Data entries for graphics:
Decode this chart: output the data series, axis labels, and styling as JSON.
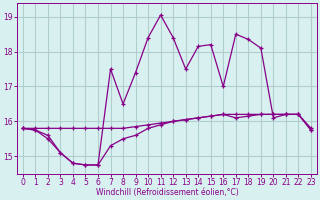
{
  "xlabel": "Windchill (Refroidissement éolien,°C)",
  "x": [
    0,
    1,
    2,
    3,
    4,
    5,
    6,
    7,
    8,
    9,
    10,
    11,
    12,
    13,
    14,
    15,
    16,
    17,
    18,
    19,
    20,
    21,
    22,
    23
  ],
  "line_flat": [
    15.8,
    15.8,
    15.8,
    15.8,
    15.8,
    15.8,
    15.8,
    15.8,
    15.8,
    15.85,
    15.9,
    15.95,
    16.0,
    16.05,
    16.1,
    16.15,
    16.2,
    16.2,
    16.2,
    16.2,
    16.2,
    16.2,
    16.2,
    15.75
  ],
  "line_low": [
    15.8,
    15.75,
    15.5,
    15.1,
    14.8,
    14.75,
    14.75,
    15.3,
    15.5,
    15.6,
    15.8,
    15.9,
    16.0,
    16.05,
    16.1,
    16.15,
    16.2,
    16.1,
    16.15,
    16.2,
    16.2,
    16.2,
    16.2,
    15.75
  ],
  "line_wave": [
    15.8,
    15.75,
    15.6,
    15.1,
    14.8,
    14.75,
    14.75,
    17.5,
    16.5,
    17.4,
    18.4,
    19.05,
    18.4,
    17.5,
    18.15,
    18.2,
    17.0,
    18.5,
    18.35,
    18.1,
    16.1,
    16.2,
    16.2,
    15.8
  ],
  "color": "#880088",
  "bg_color": "#d8f0f0",
  "grid_color": "#b0cece",
  "ylim": [
    14.5,
    19.4
  ],
  "yticks": [
    15,
    16,
    17,
    18,
    19
  ],
  "xlim": [
    -0.5,
    23.5
  ],
  "xticks": [
    0,
    1,
    2,
    3,
    4,
    5,
    6,
    7,
    8,
    9,
    10,
    11,
    12,
    13,
    14,
    15,
    16,
    17,
    18,
    19,
    20,
    21,
    22,
    23
  ]
}
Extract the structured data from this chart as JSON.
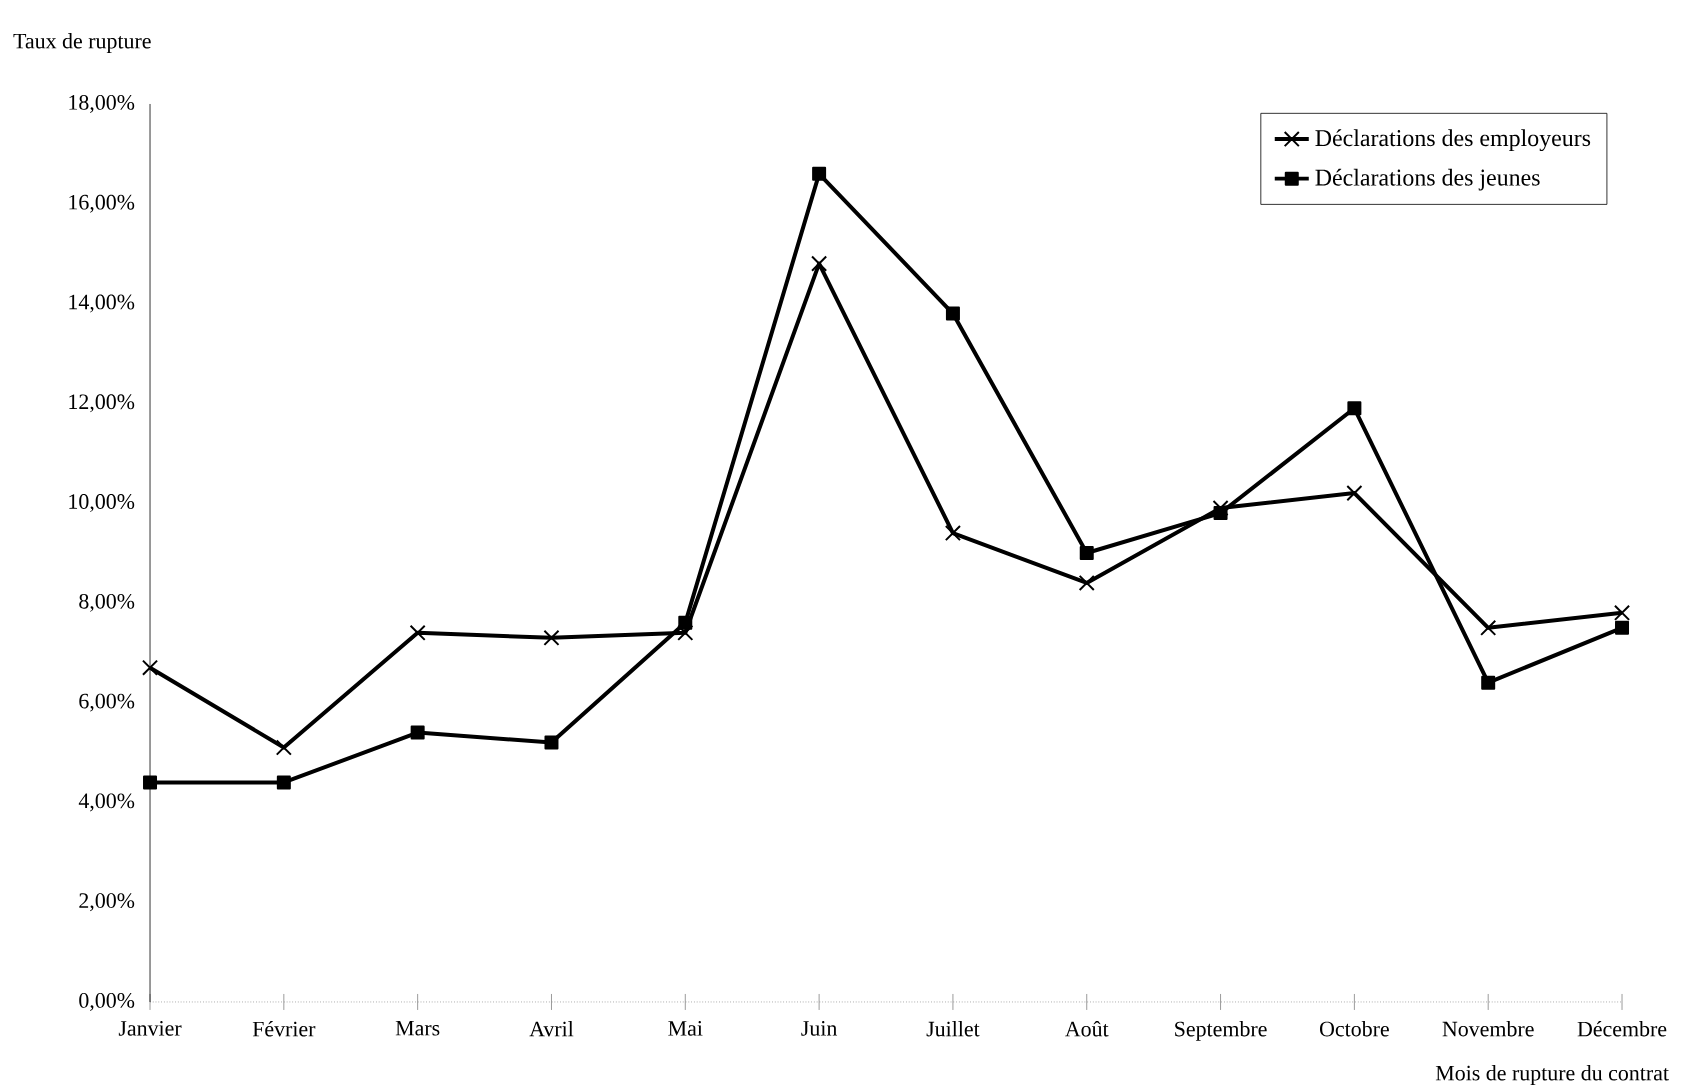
{
  "chart_data": {
    "type": "line",
    "ylabel": "Taux de rupture",
    "xlabel": "Mois de rupture du contrat",
    "categories": [
      "Janvier",
      "Février",
      "Mars",
      "Avril",
      "Mai",
      "Juin",
      "Juillet",
      "Août",
      "Septembre",
      "Octobre",
      "Novembre",
      "Décembre"
    ],
    "series": [
      {
        "name": "Déclarations des employeurs",
        "color": "#000000",
        "marker": "cross",
        "values": [
          6.7,
          5.1,
          7.4,
          7.3,
          7.4,
          14.8,
          9.4,
          8.4,
          9.9,
          10.2,
          7.5,
          7.8
        ]
      },
      {
        "name": "Déclarations des jeunes",
        "color": "#000000",
        "marker": "square",
        "values": [
          4.4,
          4.4,
          5.4,
          5.2,
          7.6,
          16.6,
          13.8,
          9.0,
          9.8,
          11.9,
          6.4,
          7.5
        ]
      }
    ],
    "ylim": [
      0,
      18
    ],
    "yticks": [
      {
        "value": 0,
        "label": "0,00%"
      },
      {
        "value": 2,
        "label": "2,00%"
      },
      {
        "value": 4,
        "label": "4,00%"
      },
      {
        "value": 6,
        "label": "6,00%"
      },
      {
        "value": 8,
        "label": "8,00%"
      },
      {
        "value": 10,
        "label": "10,00%"
      },
      {
        "value": 12,
        "label": "12,00%"
      },
      {
        "value": 14,
        "label": "14,00%"
      },
      {
        "value": 16,
        "label": "16,00%"
      },
      {
        "value": 18,
        "label": "18,00%"
      }
    ],
    "legend": "top right",
    "line_style": "solid",
    "grid": false
  }
}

WRITTEN REQUEST:
Identify the lines above with the word "this". Copy them.

FINAL RESULT:
Decode this chart: output the data series, axis labels, and styling as JSON.
Extract the structured data from this chart as JSON.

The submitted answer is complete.